◆ **Prompt**
Wherever "JSON" appears in a line, list that line.

# START OF Rows

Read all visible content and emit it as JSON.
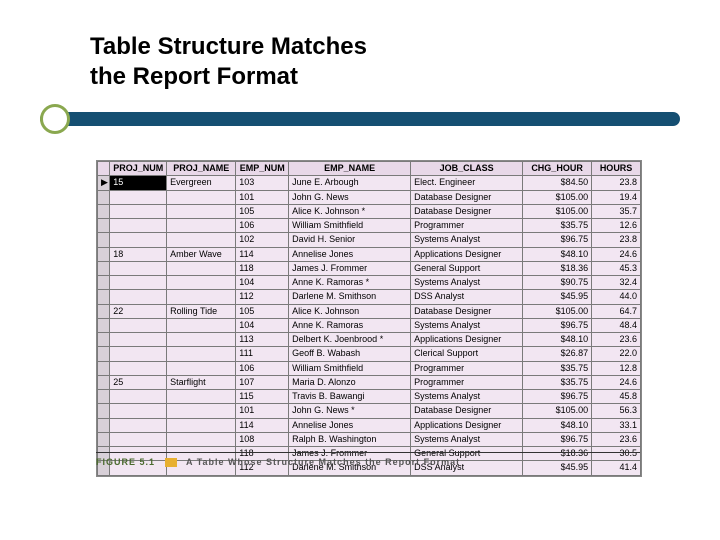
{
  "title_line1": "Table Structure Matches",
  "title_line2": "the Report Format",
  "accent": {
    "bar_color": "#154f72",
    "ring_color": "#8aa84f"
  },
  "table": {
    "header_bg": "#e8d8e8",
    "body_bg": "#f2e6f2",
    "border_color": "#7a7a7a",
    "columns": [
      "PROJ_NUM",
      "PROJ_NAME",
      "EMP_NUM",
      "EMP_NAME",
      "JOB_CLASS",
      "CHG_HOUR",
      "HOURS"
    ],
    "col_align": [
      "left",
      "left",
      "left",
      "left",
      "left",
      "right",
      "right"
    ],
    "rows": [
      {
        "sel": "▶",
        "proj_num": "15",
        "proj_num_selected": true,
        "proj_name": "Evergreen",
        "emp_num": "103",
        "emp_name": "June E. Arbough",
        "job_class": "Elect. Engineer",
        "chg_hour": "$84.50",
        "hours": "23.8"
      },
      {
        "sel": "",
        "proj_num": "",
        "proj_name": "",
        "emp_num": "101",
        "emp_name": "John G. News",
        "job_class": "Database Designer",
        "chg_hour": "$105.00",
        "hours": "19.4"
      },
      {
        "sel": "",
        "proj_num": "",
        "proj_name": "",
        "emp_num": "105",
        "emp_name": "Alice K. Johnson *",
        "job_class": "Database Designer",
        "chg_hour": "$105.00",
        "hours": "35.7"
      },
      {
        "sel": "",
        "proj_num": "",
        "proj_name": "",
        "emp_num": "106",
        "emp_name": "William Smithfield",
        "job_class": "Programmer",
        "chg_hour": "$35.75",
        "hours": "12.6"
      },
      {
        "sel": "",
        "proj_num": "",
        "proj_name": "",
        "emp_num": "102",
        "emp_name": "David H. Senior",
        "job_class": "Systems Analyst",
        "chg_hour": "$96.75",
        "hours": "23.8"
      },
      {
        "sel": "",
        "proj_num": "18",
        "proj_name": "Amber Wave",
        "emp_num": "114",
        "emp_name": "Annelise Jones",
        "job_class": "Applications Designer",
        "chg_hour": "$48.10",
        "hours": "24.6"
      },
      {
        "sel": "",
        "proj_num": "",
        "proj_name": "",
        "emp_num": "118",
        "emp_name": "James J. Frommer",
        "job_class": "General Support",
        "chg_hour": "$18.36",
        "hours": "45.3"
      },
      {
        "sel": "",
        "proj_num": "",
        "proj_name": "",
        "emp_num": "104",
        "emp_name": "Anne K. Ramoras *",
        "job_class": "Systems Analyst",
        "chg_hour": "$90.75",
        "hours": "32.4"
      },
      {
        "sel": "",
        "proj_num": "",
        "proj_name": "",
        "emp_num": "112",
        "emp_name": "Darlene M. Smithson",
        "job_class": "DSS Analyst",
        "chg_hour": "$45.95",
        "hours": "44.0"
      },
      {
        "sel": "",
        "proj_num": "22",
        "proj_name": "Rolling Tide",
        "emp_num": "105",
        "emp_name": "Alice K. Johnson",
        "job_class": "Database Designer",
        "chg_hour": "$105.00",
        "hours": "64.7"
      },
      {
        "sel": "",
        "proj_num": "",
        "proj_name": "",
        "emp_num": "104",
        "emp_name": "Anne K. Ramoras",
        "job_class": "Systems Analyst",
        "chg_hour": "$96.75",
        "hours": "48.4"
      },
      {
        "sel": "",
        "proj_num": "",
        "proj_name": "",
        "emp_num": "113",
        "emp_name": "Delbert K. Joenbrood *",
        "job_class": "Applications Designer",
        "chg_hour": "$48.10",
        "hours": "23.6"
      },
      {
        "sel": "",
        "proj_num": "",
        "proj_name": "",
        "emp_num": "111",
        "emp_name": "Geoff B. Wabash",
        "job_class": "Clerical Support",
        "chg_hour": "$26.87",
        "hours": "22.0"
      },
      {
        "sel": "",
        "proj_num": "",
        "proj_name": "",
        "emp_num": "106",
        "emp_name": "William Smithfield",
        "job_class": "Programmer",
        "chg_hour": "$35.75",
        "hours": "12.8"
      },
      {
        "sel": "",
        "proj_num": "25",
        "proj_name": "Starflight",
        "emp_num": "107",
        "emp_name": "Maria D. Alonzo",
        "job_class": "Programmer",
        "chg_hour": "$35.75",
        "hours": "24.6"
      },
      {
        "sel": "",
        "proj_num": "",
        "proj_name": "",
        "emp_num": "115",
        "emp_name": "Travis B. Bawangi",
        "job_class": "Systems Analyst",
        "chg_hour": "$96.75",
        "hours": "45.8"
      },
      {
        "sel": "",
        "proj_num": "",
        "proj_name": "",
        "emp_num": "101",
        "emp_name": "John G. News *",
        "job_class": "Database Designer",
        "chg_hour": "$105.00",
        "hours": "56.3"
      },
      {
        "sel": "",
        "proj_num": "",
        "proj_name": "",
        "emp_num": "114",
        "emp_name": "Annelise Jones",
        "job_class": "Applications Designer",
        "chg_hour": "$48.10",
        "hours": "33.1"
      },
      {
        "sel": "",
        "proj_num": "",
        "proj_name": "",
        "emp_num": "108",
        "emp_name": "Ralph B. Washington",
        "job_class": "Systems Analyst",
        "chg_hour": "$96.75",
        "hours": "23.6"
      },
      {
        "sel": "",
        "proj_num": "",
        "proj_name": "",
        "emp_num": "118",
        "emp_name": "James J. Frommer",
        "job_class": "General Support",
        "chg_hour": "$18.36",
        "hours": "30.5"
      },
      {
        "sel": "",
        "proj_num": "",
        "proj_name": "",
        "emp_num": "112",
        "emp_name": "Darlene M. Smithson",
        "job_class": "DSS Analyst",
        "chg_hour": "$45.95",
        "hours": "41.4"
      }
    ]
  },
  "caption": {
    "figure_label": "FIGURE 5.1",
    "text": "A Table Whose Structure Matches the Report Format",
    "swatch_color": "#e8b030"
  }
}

# END OF Rows
# START OF Rows

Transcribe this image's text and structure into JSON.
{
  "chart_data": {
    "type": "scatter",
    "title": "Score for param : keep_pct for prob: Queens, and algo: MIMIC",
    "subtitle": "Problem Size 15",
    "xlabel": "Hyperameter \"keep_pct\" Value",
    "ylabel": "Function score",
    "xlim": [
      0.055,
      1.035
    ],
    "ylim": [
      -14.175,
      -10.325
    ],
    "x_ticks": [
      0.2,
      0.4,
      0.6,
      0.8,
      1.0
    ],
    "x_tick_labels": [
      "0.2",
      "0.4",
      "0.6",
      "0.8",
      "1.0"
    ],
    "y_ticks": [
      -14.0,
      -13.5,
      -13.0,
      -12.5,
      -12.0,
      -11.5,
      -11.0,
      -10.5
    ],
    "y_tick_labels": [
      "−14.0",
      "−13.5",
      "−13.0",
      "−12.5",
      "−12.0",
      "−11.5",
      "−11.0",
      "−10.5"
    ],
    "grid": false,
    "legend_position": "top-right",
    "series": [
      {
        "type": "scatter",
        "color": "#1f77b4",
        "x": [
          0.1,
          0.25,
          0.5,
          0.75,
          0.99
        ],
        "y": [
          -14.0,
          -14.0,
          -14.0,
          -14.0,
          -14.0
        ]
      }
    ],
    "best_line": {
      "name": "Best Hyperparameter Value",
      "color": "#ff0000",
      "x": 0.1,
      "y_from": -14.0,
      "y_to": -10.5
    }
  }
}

# END OF Rows

◆ **Response below**
Read all visible content and emit it as JSON.
Transcribe this image's text and structure into JSON.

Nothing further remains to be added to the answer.